Instructions for the task >> Among the entries that follow, tally the lines with the string "marcadores". Give no more than the number.

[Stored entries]
* Start *

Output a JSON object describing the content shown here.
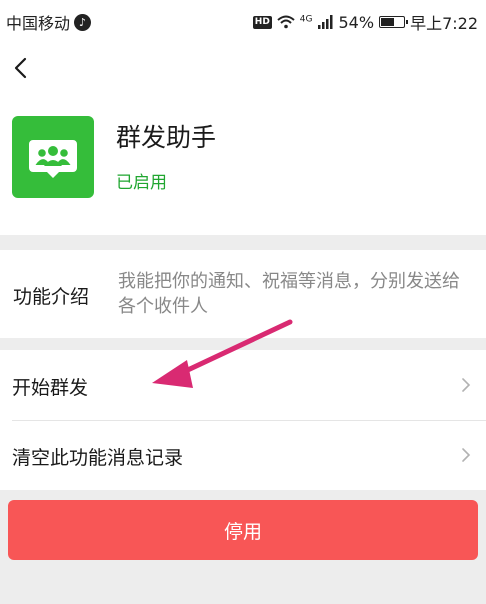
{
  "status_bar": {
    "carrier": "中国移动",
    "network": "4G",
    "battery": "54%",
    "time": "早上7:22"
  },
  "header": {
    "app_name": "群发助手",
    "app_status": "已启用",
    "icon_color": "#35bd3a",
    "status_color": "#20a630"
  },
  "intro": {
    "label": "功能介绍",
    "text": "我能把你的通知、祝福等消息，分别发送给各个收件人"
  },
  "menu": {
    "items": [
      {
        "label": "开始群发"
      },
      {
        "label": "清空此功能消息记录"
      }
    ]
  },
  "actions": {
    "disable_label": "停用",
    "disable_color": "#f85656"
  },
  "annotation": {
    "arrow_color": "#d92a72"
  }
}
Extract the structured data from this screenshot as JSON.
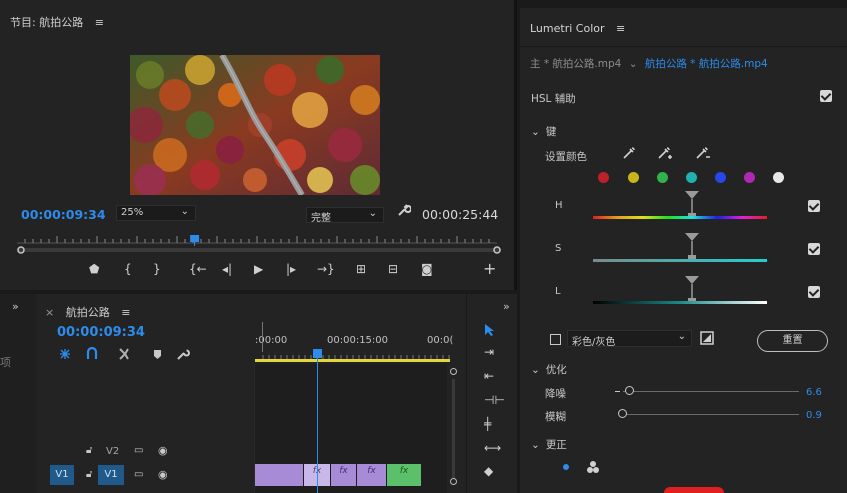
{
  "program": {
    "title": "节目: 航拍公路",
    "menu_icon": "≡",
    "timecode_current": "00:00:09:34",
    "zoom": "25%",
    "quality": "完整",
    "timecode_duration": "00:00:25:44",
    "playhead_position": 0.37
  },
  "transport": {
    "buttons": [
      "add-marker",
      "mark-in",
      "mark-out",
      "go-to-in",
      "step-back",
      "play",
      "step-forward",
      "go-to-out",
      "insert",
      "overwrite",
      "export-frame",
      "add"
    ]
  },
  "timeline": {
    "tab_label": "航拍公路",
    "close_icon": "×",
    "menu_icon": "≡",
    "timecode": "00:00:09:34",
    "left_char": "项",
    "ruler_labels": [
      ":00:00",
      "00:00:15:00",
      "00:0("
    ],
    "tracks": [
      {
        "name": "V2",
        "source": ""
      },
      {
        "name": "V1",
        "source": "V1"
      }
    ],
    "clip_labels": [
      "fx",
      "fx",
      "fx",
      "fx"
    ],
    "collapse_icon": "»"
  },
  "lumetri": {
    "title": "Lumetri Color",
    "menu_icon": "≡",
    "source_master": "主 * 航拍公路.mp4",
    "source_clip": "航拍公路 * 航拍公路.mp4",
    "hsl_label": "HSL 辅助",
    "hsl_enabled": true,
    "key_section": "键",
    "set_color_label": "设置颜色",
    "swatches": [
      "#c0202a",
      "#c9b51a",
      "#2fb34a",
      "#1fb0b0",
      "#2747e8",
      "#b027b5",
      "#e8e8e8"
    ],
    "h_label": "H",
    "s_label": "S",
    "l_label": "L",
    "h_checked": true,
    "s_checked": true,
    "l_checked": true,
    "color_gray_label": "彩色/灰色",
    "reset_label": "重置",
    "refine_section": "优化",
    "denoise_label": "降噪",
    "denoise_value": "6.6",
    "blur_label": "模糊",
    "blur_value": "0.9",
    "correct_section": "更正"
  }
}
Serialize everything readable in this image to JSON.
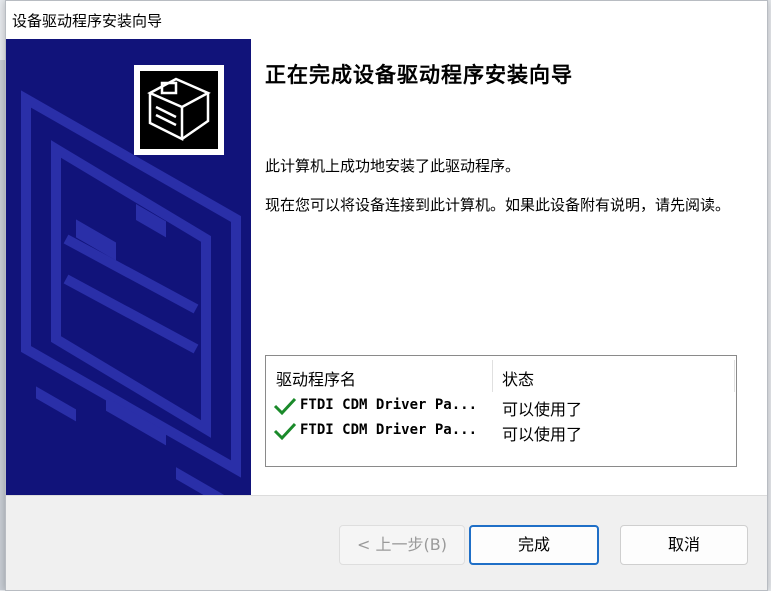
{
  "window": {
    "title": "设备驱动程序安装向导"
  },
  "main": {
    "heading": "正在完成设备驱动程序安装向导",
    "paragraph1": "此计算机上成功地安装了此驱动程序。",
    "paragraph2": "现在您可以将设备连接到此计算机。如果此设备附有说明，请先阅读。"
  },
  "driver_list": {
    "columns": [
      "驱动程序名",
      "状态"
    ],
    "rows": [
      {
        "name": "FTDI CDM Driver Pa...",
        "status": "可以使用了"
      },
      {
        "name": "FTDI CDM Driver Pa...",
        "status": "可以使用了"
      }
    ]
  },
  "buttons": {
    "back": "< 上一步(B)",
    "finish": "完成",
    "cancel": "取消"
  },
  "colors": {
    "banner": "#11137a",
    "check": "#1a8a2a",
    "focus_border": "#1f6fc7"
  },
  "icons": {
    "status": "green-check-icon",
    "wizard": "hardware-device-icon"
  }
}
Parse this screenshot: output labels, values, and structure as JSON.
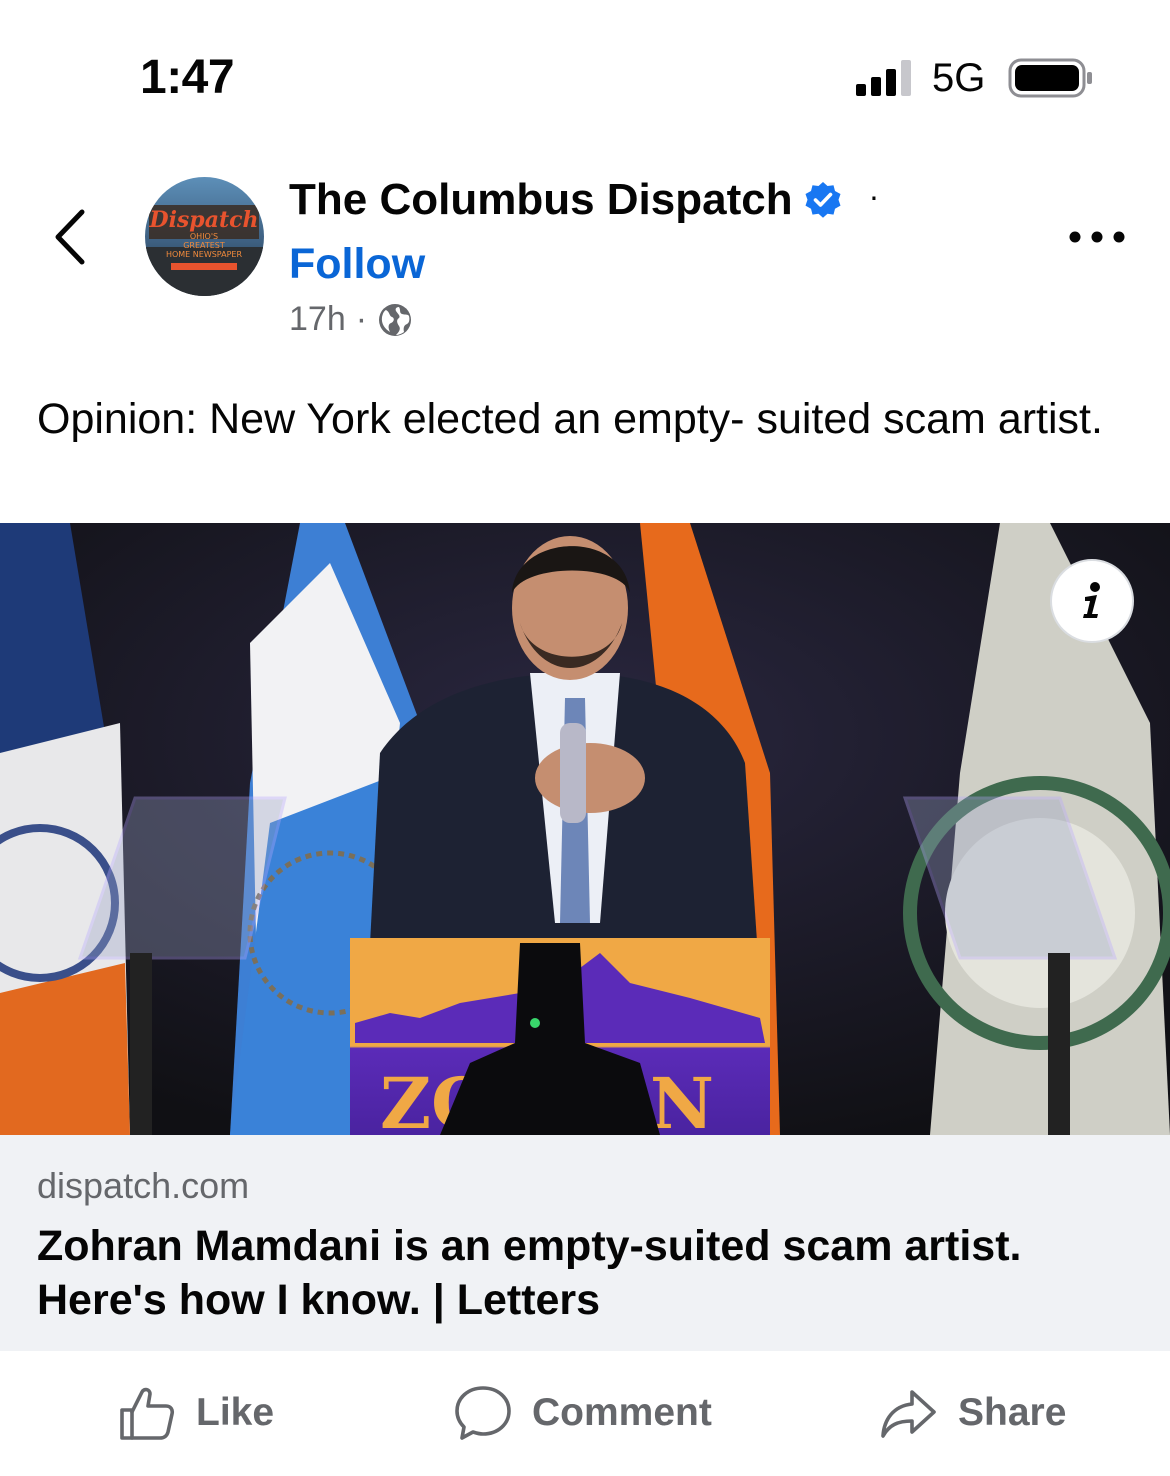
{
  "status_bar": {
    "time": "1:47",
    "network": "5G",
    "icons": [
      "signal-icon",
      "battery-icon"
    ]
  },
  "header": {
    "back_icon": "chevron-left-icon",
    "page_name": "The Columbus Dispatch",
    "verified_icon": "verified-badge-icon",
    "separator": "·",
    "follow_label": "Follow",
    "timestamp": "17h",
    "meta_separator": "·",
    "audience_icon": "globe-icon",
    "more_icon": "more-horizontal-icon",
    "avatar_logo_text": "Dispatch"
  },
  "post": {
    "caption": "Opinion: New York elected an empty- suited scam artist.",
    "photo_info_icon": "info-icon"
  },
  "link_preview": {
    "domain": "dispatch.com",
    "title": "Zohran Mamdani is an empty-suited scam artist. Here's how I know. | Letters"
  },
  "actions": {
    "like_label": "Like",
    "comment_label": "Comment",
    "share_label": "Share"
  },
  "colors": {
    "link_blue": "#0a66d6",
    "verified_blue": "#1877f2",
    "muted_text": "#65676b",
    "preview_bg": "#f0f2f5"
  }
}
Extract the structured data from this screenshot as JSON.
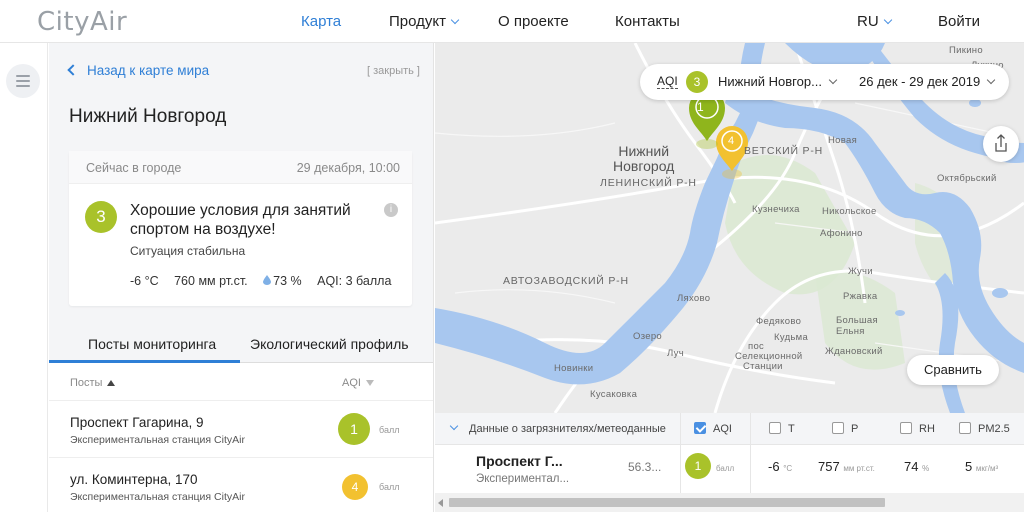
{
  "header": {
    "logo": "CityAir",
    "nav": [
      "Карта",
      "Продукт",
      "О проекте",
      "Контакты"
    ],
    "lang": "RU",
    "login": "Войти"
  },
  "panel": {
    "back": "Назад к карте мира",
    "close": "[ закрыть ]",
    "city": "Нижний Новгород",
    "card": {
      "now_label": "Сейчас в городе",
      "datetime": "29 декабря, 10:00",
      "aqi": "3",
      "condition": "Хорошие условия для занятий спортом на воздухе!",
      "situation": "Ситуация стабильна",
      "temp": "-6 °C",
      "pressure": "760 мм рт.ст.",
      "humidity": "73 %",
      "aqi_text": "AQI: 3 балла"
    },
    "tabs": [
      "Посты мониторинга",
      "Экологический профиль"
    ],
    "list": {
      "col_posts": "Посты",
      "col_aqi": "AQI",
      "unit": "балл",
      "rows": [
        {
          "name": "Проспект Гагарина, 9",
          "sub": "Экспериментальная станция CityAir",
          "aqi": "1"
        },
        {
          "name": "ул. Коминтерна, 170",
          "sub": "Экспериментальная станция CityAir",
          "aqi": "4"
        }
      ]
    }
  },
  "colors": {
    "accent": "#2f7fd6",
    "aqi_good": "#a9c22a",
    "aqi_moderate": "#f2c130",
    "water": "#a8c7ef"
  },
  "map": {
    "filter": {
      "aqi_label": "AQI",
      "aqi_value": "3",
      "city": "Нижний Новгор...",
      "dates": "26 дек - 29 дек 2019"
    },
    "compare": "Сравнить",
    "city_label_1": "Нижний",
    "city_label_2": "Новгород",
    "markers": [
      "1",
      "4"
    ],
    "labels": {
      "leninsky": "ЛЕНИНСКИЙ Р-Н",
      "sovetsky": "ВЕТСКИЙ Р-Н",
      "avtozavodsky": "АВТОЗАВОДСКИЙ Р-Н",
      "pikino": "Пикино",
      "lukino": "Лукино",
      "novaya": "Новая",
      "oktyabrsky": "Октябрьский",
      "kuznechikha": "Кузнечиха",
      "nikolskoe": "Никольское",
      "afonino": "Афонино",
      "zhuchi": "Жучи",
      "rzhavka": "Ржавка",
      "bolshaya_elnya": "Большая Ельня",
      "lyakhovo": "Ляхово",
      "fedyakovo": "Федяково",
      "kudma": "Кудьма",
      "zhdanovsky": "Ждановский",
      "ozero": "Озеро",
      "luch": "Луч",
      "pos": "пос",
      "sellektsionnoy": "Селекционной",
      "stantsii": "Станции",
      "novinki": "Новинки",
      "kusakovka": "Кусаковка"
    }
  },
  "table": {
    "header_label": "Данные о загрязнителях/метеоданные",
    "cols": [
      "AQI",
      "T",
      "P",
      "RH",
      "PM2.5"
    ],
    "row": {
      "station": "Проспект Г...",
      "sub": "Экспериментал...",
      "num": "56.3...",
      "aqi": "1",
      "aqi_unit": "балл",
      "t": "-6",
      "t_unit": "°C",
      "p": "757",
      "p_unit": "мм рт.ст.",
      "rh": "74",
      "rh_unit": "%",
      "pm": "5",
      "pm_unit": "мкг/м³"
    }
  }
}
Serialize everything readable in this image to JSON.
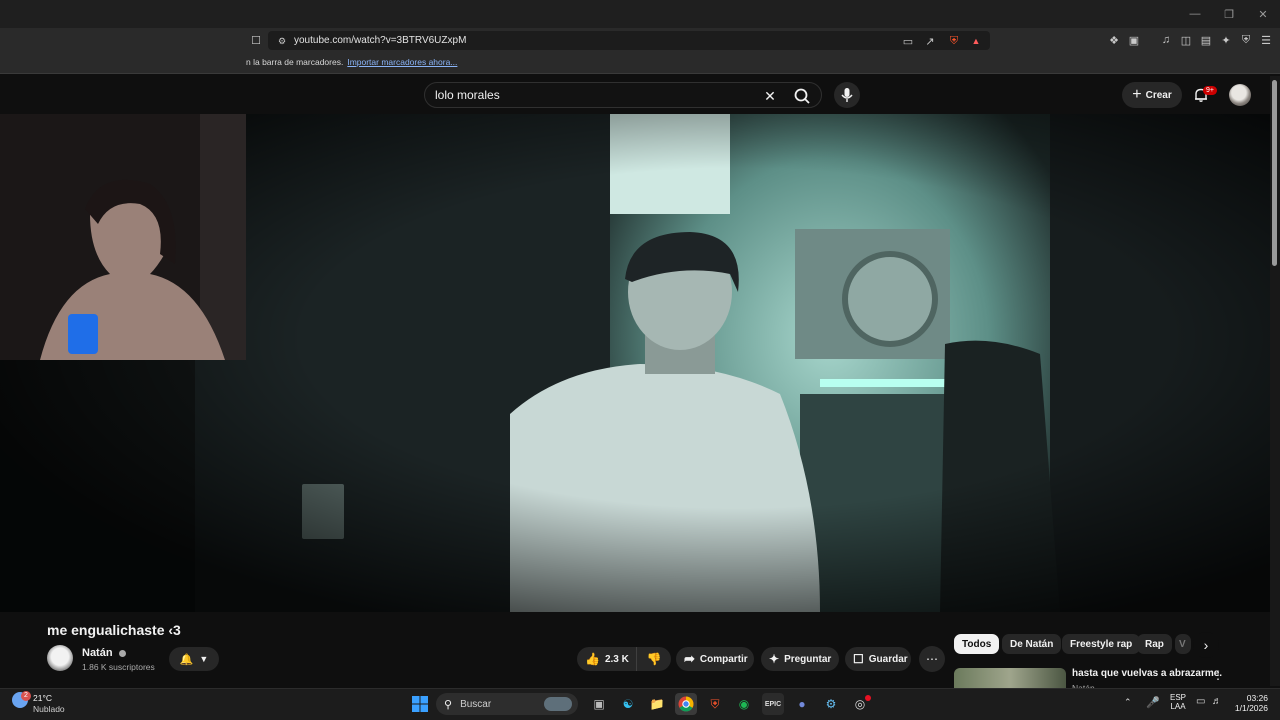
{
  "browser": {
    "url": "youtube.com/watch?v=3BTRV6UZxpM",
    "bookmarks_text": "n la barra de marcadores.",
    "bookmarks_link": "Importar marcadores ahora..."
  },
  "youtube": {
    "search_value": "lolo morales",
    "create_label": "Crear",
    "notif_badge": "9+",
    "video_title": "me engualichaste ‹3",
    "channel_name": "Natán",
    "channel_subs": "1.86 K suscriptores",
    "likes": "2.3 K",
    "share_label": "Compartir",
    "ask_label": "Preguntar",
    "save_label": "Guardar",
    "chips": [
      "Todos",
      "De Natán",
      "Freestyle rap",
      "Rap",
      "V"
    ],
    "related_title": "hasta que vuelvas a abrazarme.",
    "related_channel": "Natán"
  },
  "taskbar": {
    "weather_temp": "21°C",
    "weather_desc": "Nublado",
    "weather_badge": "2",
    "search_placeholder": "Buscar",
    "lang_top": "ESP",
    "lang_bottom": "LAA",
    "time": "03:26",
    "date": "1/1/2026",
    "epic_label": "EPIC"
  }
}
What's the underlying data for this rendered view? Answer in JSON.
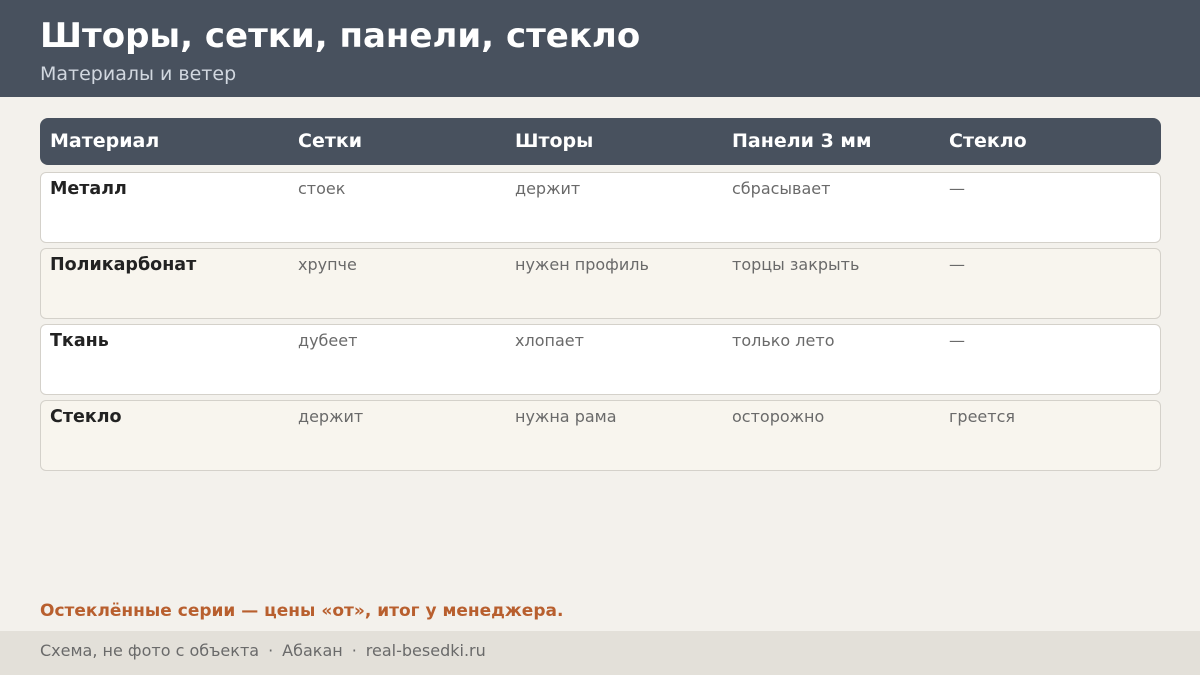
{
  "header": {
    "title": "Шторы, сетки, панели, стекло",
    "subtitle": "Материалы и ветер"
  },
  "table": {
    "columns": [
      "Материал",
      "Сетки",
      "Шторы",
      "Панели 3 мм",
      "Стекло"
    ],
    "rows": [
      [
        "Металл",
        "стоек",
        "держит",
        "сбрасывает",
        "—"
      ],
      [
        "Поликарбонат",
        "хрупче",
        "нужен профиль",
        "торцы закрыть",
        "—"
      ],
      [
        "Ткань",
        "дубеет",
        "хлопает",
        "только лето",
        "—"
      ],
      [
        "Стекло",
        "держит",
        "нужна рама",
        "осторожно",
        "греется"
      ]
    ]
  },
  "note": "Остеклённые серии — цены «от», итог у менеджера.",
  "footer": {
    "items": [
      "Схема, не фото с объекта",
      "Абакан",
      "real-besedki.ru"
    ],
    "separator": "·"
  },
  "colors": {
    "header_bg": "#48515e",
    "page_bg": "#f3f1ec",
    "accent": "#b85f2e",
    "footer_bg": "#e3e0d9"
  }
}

* End *

Solution to the problem >> 2